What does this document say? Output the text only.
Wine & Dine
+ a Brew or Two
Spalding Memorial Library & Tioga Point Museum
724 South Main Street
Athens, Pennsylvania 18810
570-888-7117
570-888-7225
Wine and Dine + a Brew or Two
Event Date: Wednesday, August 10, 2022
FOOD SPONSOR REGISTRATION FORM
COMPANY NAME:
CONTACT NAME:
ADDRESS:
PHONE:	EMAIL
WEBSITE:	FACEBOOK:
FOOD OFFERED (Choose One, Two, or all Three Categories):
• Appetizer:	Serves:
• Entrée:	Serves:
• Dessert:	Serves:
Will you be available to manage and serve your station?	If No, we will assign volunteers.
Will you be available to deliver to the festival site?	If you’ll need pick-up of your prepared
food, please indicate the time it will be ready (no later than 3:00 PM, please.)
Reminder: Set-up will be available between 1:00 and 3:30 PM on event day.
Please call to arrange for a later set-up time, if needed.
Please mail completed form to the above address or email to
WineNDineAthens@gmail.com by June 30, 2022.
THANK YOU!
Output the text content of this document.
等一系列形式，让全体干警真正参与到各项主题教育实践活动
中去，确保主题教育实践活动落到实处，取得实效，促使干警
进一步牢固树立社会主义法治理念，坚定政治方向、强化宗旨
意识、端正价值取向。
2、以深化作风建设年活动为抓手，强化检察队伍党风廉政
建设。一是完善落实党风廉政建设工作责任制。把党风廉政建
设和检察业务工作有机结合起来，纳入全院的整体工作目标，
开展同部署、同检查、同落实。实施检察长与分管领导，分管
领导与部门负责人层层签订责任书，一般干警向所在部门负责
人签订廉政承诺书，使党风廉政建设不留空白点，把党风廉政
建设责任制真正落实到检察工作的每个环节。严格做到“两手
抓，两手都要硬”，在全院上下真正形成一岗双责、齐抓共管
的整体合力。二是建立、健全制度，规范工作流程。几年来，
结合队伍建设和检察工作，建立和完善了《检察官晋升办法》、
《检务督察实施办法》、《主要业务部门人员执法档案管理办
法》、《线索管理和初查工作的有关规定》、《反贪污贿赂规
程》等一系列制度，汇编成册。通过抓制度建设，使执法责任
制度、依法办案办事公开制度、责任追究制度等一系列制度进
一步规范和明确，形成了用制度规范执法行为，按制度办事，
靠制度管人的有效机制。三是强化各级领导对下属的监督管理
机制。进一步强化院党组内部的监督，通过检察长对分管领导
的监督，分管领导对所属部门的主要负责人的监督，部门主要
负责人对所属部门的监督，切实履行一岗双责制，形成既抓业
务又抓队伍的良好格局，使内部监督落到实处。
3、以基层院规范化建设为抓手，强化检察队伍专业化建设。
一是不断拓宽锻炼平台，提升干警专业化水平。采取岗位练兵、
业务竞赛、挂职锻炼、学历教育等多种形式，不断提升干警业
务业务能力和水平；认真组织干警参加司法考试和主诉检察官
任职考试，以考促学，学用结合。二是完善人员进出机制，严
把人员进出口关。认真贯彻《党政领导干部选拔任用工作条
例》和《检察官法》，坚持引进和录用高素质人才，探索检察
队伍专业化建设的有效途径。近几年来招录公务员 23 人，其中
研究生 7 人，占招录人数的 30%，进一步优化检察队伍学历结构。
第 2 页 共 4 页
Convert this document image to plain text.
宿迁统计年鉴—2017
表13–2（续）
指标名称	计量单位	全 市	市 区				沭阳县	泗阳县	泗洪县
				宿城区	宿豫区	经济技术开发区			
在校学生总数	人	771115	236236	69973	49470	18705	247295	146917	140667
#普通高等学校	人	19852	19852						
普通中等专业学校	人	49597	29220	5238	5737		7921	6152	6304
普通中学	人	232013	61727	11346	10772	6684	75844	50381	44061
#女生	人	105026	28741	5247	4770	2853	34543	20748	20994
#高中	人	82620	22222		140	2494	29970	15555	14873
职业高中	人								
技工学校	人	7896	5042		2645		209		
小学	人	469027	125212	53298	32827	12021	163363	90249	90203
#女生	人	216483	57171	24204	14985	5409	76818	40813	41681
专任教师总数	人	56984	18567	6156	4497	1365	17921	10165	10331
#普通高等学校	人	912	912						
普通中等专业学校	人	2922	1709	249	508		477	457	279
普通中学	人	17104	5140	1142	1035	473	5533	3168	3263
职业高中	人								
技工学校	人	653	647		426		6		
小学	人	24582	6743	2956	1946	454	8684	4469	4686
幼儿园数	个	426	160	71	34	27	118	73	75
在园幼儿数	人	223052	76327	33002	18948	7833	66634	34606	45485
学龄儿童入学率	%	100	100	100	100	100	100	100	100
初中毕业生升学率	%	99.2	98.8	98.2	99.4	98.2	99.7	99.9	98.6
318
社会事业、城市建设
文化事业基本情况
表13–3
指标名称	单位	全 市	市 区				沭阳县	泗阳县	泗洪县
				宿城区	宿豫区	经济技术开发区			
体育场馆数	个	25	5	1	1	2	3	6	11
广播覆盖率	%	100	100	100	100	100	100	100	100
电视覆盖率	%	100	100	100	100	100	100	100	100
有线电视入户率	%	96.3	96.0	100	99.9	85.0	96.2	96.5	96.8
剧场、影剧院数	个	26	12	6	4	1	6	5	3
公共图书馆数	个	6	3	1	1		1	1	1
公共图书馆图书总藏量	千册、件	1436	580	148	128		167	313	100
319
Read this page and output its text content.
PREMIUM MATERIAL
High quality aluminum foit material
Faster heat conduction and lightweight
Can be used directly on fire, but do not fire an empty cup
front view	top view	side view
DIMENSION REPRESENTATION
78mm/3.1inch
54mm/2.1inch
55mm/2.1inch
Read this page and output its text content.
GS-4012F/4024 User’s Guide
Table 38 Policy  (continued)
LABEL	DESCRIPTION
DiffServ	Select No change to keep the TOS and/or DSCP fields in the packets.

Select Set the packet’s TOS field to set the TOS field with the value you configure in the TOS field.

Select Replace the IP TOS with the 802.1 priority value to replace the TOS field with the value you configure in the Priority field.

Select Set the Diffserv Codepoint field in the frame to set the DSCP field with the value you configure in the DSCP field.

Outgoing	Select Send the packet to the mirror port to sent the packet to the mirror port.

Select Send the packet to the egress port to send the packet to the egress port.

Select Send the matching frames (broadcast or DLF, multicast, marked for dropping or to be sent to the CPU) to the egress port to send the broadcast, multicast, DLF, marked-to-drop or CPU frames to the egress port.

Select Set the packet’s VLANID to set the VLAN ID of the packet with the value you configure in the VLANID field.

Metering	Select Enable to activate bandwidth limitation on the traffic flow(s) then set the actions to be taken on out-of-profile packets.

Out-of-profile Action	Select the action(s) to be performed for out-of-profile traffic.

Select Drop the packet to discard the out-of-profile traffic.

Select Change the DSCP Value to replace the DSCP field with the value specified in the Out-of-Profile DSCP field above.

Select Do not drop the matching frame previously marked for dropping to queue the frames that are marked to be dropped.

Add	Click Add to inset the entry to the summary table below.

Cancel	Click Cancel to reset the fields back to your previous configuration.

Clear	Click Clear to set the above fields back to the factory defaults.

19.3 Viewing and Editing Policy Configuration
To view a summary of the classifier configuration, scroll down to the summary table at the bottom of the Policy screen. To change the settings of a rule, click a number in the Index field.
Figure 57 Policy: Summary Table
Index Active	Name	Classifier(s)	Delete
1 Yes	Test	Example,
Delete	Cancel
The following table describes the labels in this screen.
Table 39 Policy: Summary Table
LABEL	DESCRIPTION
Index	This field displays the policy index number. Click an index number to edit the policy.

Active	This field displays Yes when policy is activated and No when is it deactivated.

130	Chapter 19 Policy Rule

^^^^^^^^

All the entries above need to be reproduced exactly.

What does this document say? Output the text only.
Wine & Dine
+ a Brew or Two
Spalding Memorial Library & Tioga Point Museum
724 South Main Street
Athens, Pennsylvania 18810
570-888-7117
570-888-7225
Wine and Dine + a Brew or Two
Event Date: Wednesday, August 10, 2022
FOOD SPONSOR REGISTRATION FORM
COMPANY NAME:
CONTACT NAME:
ADDRESS:
PHONE:	EMAIL
WEBSITE:	FACEBOOK:
FOOD OFFERED (Choose One, Two, or all Three Categories):
• Appetizer:	Serves:
• Entrée:	Serves:
• Dessert:	Serves:
Will you be available to manage and serve your station?	If No, we will assign volunteers.
Will you be available to deliver to the festival site?	If you’ll need pick-up of your prepared
food, please indicate the time it will be ready (no later than 3:00 PM, please.)
Reminder: Set-up will be available between 1:00 and 3:30 PM on event day.
Please call to arrange for a later set-up time, if needed.
Please mail completed form to the above address or email to
WineNDineAthens@gmail.com by June 30, 2022.
THANK YOU!
Output the text content of this document.
等一系列形式，让全体干警真正参与到各项主题教育实践活动
中去，确保主题教育实践活动落到实处，取得实效，促使干警
进一步牢固树立社会主义法治理念，坚定政治方向、强化宗旨
意识、端正价值取向。
2、以深化作风建设年活动为抓手，强化检察队伍党风廉政
建设。一是完善落实党风廉政建设工作责任制。把党风廉政建
设和检察业务工作有机结合起来，纳入全院的整体工作目标，
开展同部署、同检查、同落实。实施检察长与分管领导，分管
领导与部门负责人层层签订责任书，一般干警向所在部门负责
人签订廉政承诺书，使党风廉政建设不留空白点，把党风廉政
建设责任制真正落实到检察工作的每个环节。严格做到“两手
抓，两手都要硬”，在全院上下真正形成一岗双责、齐抓共管
的整体合力。二是建立、健全制度，规范工作流程。几年来，
结合队伍建设和检察工作，建立和完善了《检察官晋升办法》、
《检务督察实施办法》、《主要业务部门人员执法档案管理办
法》、《线索管理和初查工作的有关规定》、《反贪污贿赂规
程》等一系列制度，汇编成册。通过抓制度建设，使执法责任
制度、依法办案办事公开制度、责任追究制度等一系列制度进
一步规范和明确，形成了用制度规范执法行为，按制度办事，
靠制度管人的有效机制。三是强化各级领导对下属的监督管理
机制。进一步强化院党组内部的监督，通过检察长对分管领导
的监督，分管领导对所属部门的主要负责人的监督，部门主要
负责人对所属部门的监督，切实履行一岗双责制，形成既抓业
务又抓队伍的良好格局，使内部监督落到实处。
3、以基层院规范化建设为抓手，强化检察队伍专业化建设。
一是不断拓宽锻炼平台，提升干警专业化水平。采取岗位练兵、
业务竞赛、挂职锻炼、学历教育等多种形式，不断提升干警业
务业务能力和水平；认真组织干警参加司法考试和主诉检察官
任职考试，以考促学，学用结合。二是完善人员进出机制，严
把人员进出口关。认真贯彻《党政领导干部选拔任用工作条
例》和《检察官法》，坚持引进和录用高素质人才，探索检察
队伍专业化建设的有效途径。近几年来招录公务员 23 人，其中
研究生 7 人，占招录人数的 30%，进一步优化检察队伍学历结构。
第 2 页 共 4 页
Convert this document image to plain text.
宿迁统计年鉴—2017
表13–2（续）
指标名称	计量单位	全 市	市 区				沭阳县	泗阳县	泗洪县
				宿城区	宿豫区	经济技术开发区			
在校学生总数	人	771115	236236	69973	49470	18705	247295	146917	140667
#普通高等学校	人	19852	19852						
普通中等专业学校	人	49597	29220	5238	5737		7921	6152	6304
普通中学	人	232013	61727	11346	10772	6684	75844	50381	44061
#女生	人	105026	28741	5247	4770	2853	34543	20748	20994
#高中	人	82620	22222		140	2494	29970	15555	14873
职业高中	人								
技工学校	人	7896	5042		2645		209		
小学	人	469027	125212	53298	32827	12021	163363	90249	90203
#女生	人	216483	57171	24204	14985	5409	76818	40813	41681
专任教师总数	人	56984	18567	6156	4497	1365	17921	10165	10331
#普通高等学校	人	912	912						
普通中等专业学校	人	2922	1709	249	508		477	457	279
普通中学	人	17104	5140	1142	1035	473	5533	3168	3263
职业高中	人								
技工学校	人	653	647		426		6		
小学	人	24582	6743	2956	1946	454	8684	4469	4686
幼儿园数	个	426	160	71	34	27	118	73	75
在园幼儿数	人	223052	76327	33002	18948	7833	66634	34606	45485
学龄儿童入学率	%	100	100	100	100	100	100	100	100
初中毕业生升学率	%	99.2	98.8	98.2	99.4	98.2	99.7	99.9	98.6
318
社会事业、城市建设
文化事业基本情况
表13–3
指标名称	单位	全 市	市 区				沭阳县	泗阳县	泗洪县
				宿城区	宿豫区	经济技术开发区			
体育场馆数	个	25	5	1	1	2	3	6	11
广播覆盖率	%	100	100	100	100	100	100	100	100
电视覆盖率	%	100	100	100	100	100	100	100	100
有线电视入户率	%	96.3	96.0	100	99.9	85.0	96.2	96.5	96.8
剧场、影剧院数	个	26	12	6	4	1	6	5	3
公共图书馆数	个	6	3	1	1		1	1	1
公共图书馆图书总藏量	千册、件	1436	580	148	128		167	313	100
319
Read this page and output its text content.
PREMIUM MATERIAL
High quality aluminum foit material
Faster heat conduction and lightweight
Can be used directly on fire, but do not fire an empty cup
front view	top view	side view
DIMENSION REPRESENTATION
78mm/3.1inch
54mm/2.1inch
55mm/2.1inch
Read this page and output its text content.
GS-4012F/4024 User’s Guide
Table 38 Policy  (continued)
LABEL	DESCRIPTION
DiffServ	Select No change to keep the TOS and/or DSCP fields in the packets.

Select Set the packet’s TOS field to set the TOS field with the value you configure in the TOS field.

Select Replace the IP TOS with the 802.1 priority value to replace the TOS field with the value you configure in the Priority field.

Select Set the Diffserv Codepoint field in the frame to set the DSCP field with the value you configure in the DSCP field.

Outgoing	Select Send the packet to the mirror port to sent the packet to the mirror port.

Select Send the packet to the egress port to send the packet to the egress port.

Select Send the matching frames (broadcast or DLF, multicast, marked for dropping or to be sent to the CPU) to the egress port to send the broadcast, multicast, DLF, marked-to-drop or CPU frames to the egress port.

Select Set the packet’s VLANID to set the VLAN ID of the packet with the value you configure in the VLANID field.

Metering	Select Enable to activate bandwidth limitation on the traffic flow(s) then set the actions to be taken on out-of-profile packets.

Out-of-profile Action	Select the action(s) to be performed for out-of-profile traffic.

Select Drop the packet to discard the out-of-profile traffic.

Select Change the DSCP Value to replace the DSCP field with the value specified in the Out-of-Profile DSCP field above.

Select Do not drop the matching frame previously marked for dropping to queue the frames that are marked to be dropped.

Add	Click Add to inset the entry to the summary table below.

Cancel	Click Cancel to reset the fields back to your previous configuration.

Clear	Click Clear to set the above fields back to the factory defaults.

19.3 Viewing and Editing Policy Configuration
To view a summary of the classifier configuration, scroll down to the summary table at the bottom of the Policy screen. To change the settings of a rule, click a number in the Index field.
Figure 57 Policy: Summary Table
Index Active	Name	Classifier(s)	Delete
1 Yes	Test	Example,
Delete	Cancel
The following table describes the labels in this screen.
Table 39 Policy: Summary Table
LABEL	DESCRIPTION
Index	This field displays the policy index number. Click an index number to edit the policy.

Active	This field displays Yes when policy is activated and No when is it deactivated.

130	Chapter 19 Policy Rule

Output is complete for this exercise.